Input data:
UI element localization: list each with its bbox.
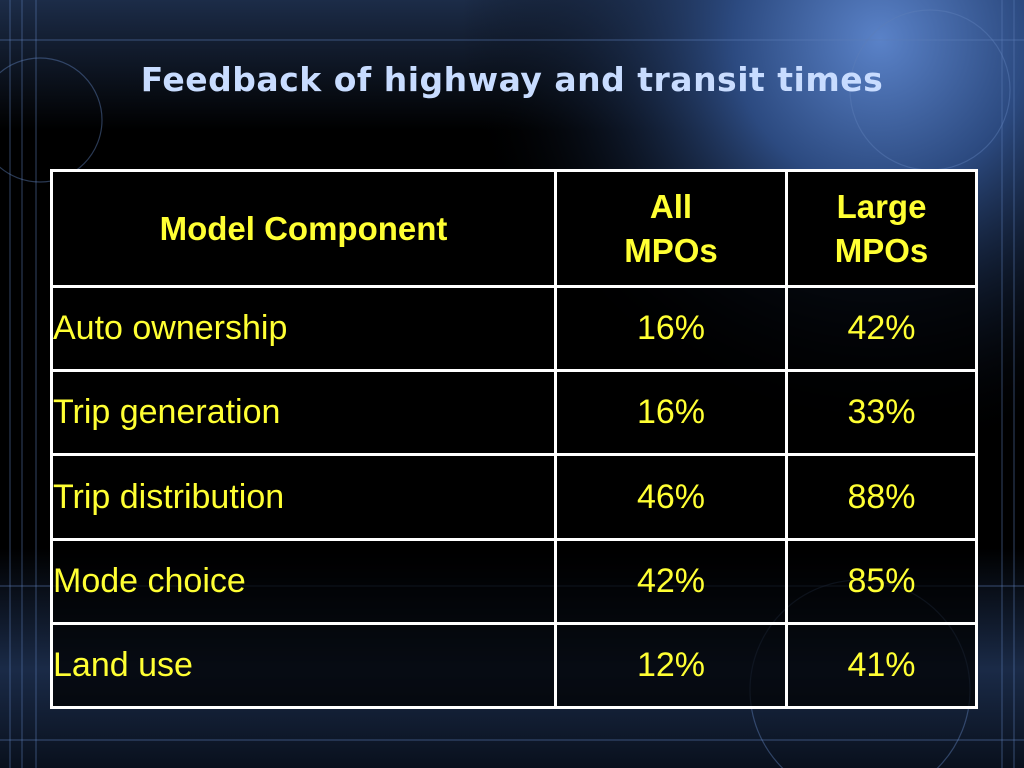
cell-large-mpos: 41% bbox=[785, 621, 978, 710]
header-all-mpos: All MPOs bbox=[554, 169, 788, 288]
slide-title: Feedback of highway and transit times bbox=[140, 60, 884, 99]
header-large-line2: MPOs bbox=[834, 231, 929, 269]
cell-all-mpos: 16% bbox=[554, 369, 788, 457]
table-row: Land use 12% 41% bbox=[50, 621, 978, 710]
cell-large-mpos: 33% bbox=[785, 369, 978, 457]
cell-all-mpos: 16% bbox=[554, 284, 788, 373]
cell-component: Auto ownership bbox=[50, 284, 557, 373]
cell-component: Land use bbox=[50, 621, 557, 710]
cell-large-mpos: 85% bbox=[785, 537, 978, 625]
cell-component: Trip distribution bbox=[50, 453, 557, 541]
cell-all-mpos: 12% bbox=[554, 621, 788, 710]
header-large-mpos: Large MPOs bbox=[785, 169, 978, 288]
cell-large-mpos: 88% bbox=[785, 453, 978, 541]
header-all-line1: All bbox=[649, 187, 693, 225]
header-model-component: Model Component bbox=[50, 169, 557, 288]
table-row: Mode choice 42% 85% bbox=[50, 537, 978, 625]
table-row: Trip distribution 46% 88% bbox=[50, 453, 978, 541]
table-header-row: Model Component All MPOs Large MPOs bbox=[50, 169, 978, 288]
cell-all-mpos: 46% bbox=[554, 453, 788, 541]
header-large-line1: Large bbox=[836, 187, 927, 225]
cell-component: Mode choice bbox=[50, 537, 557, 625]
cell-large-mpos: 42% bbox=[785, 284, 978, 373]
cell-all-mpos: 42% bbox=[554, 537, 788, 625]
cell-component: Trip generation bbox=[50, 369, 557, 457]
table-row: Auto ownership 16% 42% bbox=[50, 284, 978, 373]
table-row: Trip generation 16% 33% bbox=[50, 369, 978, 457]
header-all-line2: MPOs bbox=[624, 231, 718, 269]
mpo-feedback-table: Model Component All MPOs Large MPOs Auto… bbox=[50, 169, 978, 710]
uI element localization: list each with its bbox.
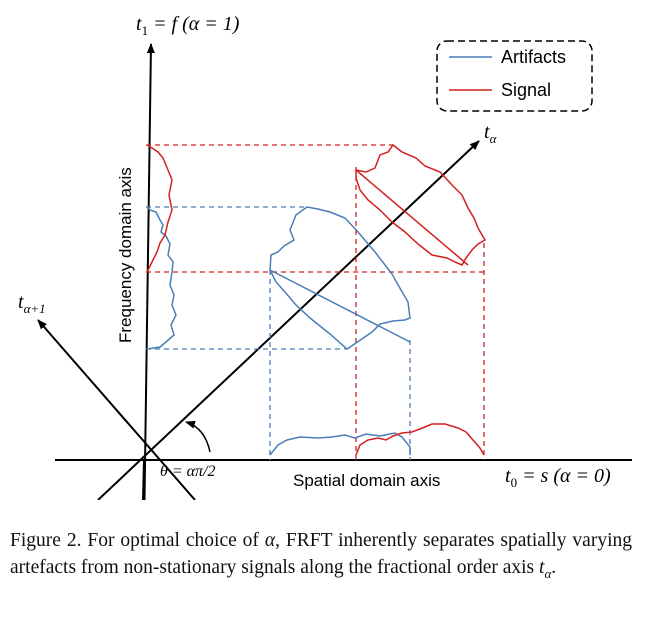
artifacts-guide-lines bbox=[146, 206, 411, 460]
legend-artifacts-label: Artifacts bbox=[501, 47, 566, 67]
caption-prefix: Figure 2. For optimal choice of bbox=[10, 530, 265, 551]
artifacts-curves bbox=[146, 206, 411, 456]
caption-suffix: . bbox=[551, 557, 557, 578]
t-alpha-plus-1-axis-label: tα+1 bbox=[18, 291, 46, 316]
signal-curves bbox=[146, 143, 487, 456]
legend-signal-label: Signal bbox=[501, 80, 551, 100]
caption-alpha: α bbox=[264, 530, 276, 551]
caption-middle: , FRFT inherently separates spatially va… bbox=[10, 530, 632, 578]
t-alpha-axis-label: tα bbox=[484, 121, 498, 146]
t-alpha-plus-1-axis bbox=[37, 319, 196, 500]
caption-t-subscript: α bbox=[544, 565, 552, 581]
t0-axis-label: t0 = s (α = 0) bbox=[505, 465, 611, 490]
t-alpha-axis bbox=[97, 140, 480, 500]
t1-axis bbox=[143, 43, 155, 500]
t1-axis-label: t1 = f (α = 1) bbox=[136, 13, 240, 38]
legend: Artifacts Signal bbox=[436, 40, 593, 112]
frft-diagram: Artifacts Signal t1 = f (α = 1) tα tα+1 … bbox=[18, 13, 632, 500]
theta-arc bbox=[185, 420, 211, 453]
t1-axis-lower bbox=[142, 459, 145, 500]
frequency-axis-label: Frequency domain axis bbox=[116, 167, 135, 343]
figure-caption: Figure 2. For optimal choice of α, FRFT … bbox=[10, 527, 632, 587]
legend-box bbox=[436, 40, 593, 112]
signal-guide-lines bbox=[146, 144, 485, 460]
theta-label: θ = απ/2 bbox=[160, 463, 216, 480]
spatial-axis-label: Spatial domain axis bbox=[293, 471, 440, 490]
caption-t: t bbox=[539, 557, 545, 578]
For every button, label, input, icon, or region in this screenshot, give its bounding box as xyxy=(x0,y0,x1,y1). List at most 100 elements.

Exercise goal: Copy the listing lines starting at the one containing "cell-large-mpos: 41% bbox=[785, 621, 978, 710]" and ending at the one containing "cell-all-mpos: 16% bbox=[554, 369, 788, 457]", substituting "road" for "highway" and leaving everything else the same. Give only those lines.

Complete response:
cell-large-mpos: 41% bbox=[785, 621, 978, 710]
header-all-mpos: All MPOs bbox=[554, 169, 788, 288]
slide-title: Feedback of road and transit times bbox=[140, 60, 884, 99]
header-large-line2: MPOs bbox=[834, 231, 929, 269]
cell-all-mpos: 16% bbox=[554, 369, 788, 457]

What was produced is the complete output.